_Requirements:_
Exactly reproduce each record listed below.

_Data supplied:_
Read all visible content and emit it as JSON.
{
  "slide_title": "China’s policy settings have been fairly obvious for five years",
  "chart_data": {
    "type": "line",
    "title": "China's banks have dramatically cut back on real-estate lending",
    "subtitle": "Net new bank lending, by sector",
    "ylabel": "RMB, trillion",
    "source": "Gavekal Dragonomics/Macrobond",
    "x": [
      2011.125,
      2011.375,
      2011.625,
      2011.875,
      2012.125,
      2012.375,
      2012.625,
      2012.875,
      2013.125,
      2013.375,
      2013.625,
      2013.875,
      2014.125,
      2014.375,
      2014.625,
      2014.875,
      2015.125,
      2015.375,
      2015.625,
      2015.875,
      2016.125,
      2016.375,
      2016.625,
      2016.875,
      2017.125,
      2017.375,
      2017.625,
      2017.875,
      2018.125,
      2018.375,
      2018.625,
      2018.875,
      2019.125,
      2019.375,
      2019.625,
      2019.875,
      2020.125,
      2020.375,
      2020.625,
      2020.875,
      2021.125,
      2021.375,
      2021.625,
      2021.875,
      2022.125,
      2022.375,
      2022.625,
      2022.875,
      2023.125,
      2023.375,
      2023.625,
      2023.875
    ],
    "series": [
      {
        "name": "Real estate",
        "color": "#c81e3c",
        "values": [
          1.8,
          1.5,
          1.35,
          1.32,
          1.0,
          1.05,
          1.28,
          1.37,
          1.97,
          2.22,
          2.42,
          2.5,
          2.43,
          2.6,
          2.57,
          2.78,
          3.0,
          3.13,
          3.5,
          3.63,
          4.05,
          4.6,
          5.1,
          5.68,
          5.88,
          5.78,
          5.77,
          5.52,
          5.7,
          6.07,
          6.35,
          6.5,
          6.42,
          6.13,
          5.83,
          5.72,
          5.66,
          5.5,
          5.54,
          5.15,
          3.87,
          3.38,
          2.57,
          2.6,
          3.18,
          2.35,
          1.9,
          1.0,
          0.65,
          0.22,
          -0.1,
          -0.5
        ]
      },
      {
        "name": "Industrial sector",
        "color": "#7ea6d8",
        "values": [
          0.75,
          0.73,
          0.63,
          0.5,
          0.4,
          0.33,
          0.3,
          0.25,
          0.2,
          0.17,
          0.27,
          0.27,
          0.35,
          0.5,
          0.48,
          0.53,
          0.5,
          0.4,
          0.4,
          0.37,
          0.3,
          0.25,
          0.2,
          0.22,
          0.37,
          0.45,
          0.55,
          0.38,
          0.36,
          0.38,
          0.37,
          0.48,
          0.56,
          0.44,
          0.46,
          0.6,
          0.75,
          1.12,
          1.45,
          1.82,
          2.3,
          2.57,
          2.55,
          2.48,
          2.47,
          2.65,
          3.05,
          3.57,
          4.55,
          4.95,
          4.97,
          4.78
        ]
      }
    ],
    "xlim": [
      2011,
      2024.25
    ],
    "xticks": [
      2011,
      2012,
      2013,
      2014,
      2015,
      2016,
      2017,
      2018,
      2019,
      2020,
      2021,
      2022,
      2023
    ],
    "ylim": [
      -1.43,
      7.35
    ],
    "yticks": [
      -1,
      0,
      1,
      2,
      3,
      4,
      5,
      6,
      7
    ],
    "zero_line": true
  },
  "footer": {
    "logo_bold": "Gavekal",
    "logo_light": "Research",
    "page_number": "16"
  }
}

_Expected answer:_
Read all visible content and emit it as JSON.
{
  "slide_title": "China’s policy settings have been fairly obvious for five years",
  "chart_data": {
    "type": "line",
    "title": "China's banks have dramatically cut back on real-estate lending",
    "subtitle": "Net new bank lending, by sector",
    "ylabel": "RMB, trillion",
    "source": "Gavekal Dragonomics/Macrobond",
    "x": [
      2011.125,
      2011.375,
      2011.625,
      2011.875,
      2012.125,
      2012.375,
      2012.625,
      2012.875,
      2013.125,
      2013.375,
      2013.625,
      2013.875,
      2014.125,
      2014.375,
      2014.625,
      2014.875,
      2015.125,
      2015.375,
      2015.625,
      2015.875,
      2016.125,
      2016.375,
      2016.625,
      2016.875,
      2017.125,
      2017.375,
      2017.625,
      2017.875,
      2018.125,
      2018.375,
      2018.625,
      2018.875,
      2019.125,
      2019.375,
      2019.625,
      2019.875,
      2020.125,
      2020.375,
      2020.625,
      2020.875,
      2021.125,
      2021.375,
      2021.625,
      2021.875,
      2022.125,
      2022.375,
      2022.625,
      2022.875,
      2023.125,
      2023.375,
      2023.625,
      2023.875
    ],
    "series": [
      {
        "name": "Real estate",
        "color": "#c81e3c",
        "values": [
          1.8,
          1.5,
          1.35,
          1.32,
          1.0,
          1.05,
          1.28,
          1.37,
          1.97,
          2.22,
          2.42,
          2.5,
          2.43,
          2.6,
          2.57,
          2.78,
          3.0,
          3.13,
          3.5,
          3.63,
          4.05,
          4.6,
          5.1,
          5.68,
          5.88,
          5.78,
          5.77,
          5.52,
          5.7,
          6.07,
          6.35,
          6.5,
          6.42,
          6.13,
          5.83,
          5.72,
          5.66,
          5.5,
          5.54,
          5.15,
          3.87,
          3.38,
          2.57,
          2.6,
          3.18,
          2.35,
          1.9,
          1.0,
          0.65,
          0.22,
          -0.1,
          -0.5
        ]
      },
      {
        "name": "Industrial sector",
        "color": "#7ea6d8",
        "values": [
          0.75,
          0.73,
          0.63,
          0.5,
          0.4,
          0.33,
          0.3,
          0.25,
          0.2,
          0.17,
          0.27,
          0.27,
          0.35,
          0.5,
          0.48,
          0.53,
          0.5,
          0.4,
          0.4,
          0.37,
          0.3,
          0.25,
          0.2,
          0.22,
          0.37,
          0.45,
          0.55,
          0.38,
          0.36,
          0.38,
          0.37,
          0.48,
          0.56,
          0.44,
          0.46,
          0.6,
          0.75,
          1.12,
          1.45,
          1.82,
          2.3,
          2.57,
          2.55,
          2.48,
          2.47,
          2.65,
          3.05,
          3.57,
          4.55,
          4.95,
          4.97,
          4.78
        ]
      }
    ],
    "xlim": [
      2011,
      2024.25
    ],
    "xticks": [
      2011,
      2012,
      2013,
      2014,
      2015,
      2016,
      2017,
      2018,
      2019,
      2020,
      2021,
      2022,
      2023
    ],
    "ylim": [
      -1.43,
      7.35
    ],
    "yticks": [
      -1,
      0,
      1,
      2,
      3,
      4,
      5,
      6,
      7
    ],
    "zero_line": true
  },
  "footer": {
    "logo_bold": "Gavekal",
    "logo_light": "Research",
    "page_number": "16"
  }
}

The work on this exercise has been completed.